• [EXERCISE GOAL] In the data below, find each line containing the string "Group" and return it.

>> Start

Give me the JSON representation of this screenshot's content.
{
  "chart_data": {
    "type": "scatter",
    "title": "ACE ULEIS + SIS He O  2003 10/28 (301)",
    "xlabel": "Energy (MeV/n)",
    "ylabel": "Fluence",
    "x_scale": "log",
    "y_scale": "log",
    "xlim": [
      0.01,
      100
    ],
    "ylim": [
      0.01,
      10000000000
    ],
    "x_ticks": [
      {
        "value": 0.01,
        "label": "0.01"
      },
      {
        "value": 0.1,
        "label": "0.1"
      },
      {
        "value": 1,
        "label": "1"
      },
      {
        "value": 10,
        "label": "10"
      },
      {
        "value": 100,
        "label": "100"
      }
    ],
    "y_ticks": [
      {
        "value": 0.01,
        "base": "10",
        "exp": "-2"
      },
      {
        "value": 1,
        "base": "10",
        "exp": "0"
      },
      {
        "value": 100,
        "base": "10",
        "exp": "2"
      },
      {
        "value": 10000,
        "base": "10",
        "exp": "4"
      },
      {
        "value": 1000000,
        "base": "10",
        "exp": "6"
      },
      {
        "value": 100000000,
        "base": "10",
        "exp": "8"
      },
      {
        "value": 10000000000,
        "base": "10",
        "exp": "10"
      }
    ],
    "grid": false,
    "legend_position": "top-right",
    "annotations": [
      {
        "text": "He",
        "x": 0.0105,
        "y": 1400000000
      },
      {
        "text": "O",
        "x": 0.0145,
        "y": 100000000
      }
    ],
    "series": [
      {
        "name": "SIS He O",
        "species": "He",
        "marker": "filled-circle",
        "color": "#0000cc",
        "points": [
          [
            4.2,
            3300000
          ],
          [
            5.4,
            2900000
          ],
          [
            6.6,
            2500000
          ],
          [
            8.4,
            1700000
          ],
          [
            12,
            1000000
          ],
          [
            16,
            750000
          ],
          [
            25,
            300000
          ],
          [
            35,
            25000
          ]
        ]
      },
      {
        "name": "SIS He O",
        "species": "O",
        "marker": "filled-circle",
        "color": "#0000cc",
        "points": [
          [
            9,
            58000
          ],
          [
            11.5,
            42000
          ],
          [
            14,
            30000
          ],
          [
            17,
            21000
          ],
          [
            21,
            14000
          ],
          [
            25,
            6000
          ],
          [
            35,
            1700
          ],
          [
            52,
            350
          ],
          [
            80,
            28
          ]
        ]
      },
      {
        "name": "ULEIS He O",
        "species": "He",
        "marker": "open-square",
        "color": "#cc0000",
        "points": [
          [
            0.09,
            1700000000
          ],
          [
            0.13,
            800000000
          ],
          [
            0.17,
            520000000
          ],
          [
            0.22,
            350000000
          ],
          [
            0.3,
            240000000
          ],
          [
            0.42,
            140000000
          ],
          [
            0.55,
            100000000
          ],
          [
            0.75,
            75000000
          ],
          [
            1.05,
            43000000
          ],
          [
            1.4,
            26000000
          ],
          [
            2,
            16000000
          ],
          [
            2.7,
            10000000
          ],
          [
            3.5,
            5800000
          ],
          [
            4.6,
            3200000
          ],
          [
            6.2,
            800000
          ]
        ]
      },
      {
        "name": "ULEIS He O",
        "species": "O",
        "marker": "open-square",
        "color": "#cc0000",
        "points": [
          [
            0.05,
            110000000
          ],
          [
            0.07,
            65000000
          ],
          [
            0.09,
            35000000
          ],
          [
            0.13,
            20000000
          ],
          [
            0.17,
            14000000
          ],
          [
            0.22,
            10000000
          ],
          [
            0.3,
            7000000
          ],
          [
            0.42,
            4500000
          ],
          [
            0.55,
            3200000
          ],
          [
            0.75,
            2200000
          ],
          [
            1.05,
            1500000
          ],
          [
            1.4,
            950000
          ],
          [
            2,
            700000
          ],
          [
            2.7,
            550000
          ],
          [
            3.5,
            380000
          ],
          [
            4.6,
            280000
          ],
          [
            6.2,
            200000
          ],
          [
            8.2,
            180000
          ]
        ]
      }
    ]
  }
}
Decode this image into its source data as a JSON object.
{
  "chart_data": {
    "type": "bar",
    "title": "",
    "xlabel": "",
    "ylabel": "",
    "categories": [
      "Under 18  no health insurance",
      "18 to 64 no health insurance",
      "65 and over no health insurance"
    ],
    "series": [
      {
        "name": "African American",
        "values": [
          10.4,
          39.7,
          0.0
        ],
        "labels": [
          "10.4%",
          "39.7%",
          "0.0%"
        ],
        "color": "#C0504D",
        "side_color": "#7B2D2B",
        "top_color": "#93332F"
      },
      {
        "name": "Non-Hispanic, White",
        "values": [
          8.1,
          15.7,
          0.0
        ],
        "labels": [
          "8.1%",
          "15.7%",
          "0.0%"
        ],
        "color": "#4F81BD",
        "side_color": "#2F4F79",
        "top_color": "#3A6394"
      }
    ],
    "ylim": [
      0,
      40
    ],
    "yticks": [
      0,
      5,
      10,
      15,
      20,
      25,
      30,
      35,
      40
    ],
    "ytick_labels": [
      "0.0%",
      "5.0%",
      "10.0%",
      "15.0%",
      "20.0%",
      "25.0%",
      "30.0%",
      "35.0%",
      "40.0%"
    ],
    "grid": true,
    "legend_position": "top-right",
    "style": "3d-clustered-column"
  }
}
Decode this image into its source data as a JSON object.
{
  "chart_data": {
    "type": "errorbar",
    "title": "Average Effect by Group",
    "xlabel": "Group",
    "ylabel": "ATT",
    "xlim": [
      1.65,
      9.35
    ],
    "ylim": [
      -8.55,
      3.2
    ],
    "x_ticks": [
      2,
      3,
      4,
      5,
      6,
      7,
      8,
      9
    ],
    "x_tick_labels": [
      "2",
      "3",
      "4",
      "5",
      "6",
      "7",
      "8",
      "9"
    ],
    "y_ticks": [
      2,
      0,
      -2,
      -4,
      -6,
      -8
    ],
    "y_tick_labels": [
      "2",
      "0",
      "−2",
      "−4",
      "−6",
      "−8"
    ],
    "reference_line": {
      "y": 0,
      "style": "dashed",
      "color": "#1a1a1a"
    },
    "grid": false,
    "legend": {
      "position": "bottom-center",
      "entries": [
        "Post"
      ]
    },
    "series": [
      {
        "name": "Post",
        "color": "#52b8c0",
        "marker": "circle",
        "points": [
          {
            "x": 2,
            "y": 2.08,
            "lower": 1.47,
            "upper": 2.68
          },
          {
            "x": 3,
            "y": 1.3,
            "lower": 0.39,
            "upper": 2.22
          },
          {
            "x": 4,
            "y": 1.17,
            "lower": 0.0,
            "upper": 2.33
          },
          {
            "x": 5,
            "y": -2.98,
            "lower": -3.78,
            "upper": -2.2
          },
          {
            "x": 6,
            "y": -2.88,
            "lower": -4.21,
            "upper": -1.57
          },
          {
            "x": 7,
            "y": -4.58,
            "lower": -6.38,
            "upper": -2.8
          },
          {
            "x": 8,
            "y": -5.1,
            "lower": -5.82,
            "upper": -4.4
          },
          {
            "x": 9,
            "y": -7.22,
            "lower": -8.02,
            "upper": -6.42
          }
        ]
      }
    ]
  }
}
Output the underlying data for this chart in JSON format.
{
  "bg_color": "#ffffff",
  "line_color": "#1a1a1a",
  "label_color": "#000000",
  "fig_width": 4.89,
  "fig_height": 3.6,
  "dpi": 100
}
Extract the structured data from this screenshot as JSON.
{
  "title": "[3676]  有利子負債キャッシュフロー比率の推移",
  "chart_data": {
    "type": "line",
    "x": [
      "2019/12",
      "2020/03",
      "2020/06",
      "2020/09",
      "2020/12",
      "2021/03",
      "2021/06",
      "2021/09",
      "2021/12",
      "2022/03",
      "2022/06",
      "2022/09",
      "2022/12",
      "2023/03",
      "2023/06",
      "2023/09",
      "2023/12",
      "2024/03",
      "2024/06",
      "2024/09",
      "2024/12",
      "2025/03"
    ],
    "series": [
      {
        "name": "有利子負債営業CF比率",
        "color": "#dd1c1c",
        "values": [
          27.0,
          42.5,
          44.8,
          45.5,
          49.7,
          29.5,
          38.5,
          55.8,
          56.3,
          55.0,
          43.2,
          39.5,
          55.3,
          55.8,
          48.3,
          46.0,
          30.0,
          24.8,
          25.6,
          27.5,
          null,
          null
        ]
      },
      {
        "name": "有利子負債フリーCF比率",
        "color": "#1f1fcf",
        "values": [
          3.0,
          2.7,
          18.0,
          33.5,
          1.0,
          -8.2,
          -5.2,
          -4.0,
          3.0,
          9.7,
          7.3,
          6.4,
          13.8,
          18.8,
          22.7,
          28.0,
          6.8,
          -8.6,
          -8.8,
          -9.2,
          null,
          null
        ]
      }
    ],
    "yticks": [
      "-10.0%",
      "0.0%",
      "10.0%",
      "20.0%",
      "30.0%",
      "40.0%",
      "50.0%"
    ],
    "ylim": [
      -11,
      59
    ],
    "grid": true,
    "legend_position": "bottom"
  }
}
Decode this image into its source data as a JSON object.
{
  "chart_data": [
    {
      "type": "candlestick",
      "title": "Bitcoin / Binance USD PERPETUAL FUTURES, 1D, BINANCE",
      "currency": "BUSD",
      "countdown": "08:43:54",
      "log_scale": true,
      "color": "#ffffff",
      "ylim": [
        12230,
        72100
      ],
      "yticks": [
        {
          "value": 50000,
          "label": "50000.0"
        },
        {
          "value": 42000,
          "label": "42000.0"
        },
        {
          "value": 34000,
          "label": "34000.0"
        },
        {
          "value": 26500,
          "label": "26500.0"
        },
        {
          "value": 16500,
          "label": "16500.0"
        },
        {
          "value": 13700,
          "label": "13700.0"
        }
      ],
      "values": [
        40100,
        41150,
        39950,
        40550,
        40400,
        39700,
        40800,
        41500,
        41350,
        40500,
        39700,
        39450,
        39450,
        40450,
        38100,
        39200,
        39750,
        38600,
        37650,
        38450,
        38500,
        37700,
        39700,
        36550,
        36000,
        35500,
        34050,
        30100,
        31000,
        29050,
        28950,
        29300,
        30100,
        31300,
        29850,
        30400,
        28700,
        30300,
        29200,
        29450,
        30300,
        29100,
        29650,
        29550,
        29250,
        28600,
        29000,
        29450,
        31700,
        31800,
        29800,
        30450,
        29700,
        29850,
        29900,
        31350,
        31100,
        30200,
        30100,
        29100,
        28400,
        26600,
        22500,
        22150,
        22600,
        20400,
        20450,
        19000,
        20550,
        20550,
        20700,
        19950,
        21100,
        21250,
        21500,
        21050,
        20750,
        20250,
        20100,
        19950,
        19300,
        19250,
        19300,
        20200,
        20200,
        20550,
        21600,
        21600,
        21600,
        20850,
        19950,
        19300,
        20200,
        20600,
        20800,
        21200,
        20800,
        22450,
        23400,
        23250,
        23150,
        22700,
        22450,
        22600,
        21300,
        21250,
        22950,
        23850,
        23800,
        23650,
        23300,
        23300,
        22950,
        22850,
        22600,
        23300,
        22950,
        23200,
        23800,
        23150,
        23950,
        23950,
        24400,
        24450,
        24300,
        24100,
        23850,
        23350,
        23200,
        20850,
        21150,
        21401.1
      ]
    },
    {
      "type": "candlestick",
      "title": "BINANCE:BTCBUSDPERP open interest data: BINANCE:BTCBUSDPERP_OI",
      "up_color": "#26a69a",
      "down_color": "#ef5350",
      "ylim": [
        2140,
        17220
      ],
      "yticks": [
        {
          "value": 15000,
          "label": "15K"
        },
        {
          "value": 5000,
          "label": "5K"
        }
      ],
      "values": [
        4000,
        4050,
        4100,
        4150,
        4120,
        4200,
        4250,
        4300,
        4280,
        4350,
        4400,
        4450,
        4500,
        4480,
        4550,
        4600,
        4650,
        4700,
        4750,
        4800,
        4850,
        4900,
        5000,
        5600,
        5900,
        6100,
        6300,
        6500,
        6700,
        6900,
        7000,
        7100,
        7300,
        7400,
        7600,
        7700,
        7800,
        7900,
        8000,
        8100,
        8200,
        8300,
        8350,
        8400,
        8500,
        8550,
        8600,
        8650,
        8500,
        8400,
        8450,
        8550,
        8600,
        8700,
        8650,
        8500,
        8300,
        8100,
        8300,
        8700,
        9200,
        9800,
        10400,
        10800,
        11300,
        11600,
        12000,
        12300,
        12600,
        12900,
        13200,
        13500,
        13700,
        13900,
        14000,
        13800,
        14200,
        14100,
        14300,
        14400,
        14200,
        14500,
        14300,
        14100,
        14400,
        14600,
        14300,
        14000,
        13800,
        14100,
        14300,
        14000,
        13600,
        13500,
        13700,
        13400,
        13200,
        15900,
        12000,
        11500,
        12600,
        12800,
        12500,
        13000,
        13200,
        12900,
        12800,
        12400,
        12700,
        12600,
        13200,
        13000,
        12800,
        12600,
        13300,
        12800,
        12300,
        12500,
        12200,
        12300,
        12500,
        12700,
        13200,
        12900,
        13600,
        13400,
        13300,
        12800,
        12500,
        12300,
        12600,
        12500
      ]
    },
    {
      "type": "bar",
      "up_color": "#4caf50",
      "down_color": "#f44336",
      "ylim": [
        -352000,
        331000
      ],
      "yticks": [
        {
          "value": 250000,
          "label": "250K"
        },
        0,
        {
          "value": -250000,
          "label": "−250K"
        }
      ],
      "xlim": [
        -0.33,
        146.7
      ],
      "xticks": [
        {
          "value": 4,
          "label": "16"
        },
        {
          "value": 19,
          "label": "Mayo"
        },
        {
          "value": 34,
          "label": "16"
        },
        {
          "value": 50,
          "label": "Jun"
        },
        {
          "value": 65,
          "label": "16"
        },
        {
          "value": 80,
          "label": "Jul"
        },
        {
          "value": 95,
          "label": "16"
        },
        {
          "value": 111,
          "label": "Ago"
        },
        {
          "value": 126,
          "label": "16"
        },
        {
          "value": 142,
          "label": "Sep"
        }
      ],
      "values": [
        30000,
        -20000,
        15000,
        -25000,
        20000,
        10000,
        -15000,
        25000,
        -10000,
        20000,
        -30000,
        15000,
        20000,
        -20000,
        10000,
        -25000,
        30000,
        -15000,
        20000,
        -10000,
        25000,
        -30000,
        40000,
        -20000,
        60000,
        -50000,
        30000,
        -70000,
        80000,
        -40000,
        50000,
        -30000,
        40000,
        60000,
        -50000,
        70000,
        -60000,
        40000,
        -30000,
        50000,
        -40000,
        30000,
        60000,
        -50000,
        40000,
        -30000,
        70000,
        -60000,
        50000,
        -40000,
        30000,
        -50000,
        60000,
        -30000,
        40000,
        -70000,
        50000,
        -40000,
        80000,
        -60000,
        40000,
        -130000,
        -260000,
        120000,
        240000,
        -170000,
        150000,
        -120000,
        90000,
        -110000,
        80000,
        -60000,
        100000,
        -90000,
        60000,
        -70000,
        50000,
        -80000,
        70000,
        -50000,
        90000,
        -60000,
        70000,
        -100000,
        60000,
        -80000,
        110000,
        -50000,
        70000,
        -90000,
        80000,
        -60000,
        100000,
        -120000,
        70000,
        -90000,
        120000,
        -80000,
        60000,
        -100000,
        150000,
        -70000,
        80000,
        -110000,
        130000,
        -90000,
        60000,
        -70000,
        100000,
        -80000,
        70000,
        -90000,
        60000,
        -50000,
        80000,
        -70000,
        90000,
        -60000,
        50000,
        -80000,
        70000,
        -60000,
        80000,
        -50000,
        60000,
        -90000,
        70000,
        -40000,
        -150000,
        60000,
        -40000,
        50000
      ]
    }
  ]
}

>> End

• [THE RESULT]
    "title": "Average Effect by Group",
    "xlabel": "Group",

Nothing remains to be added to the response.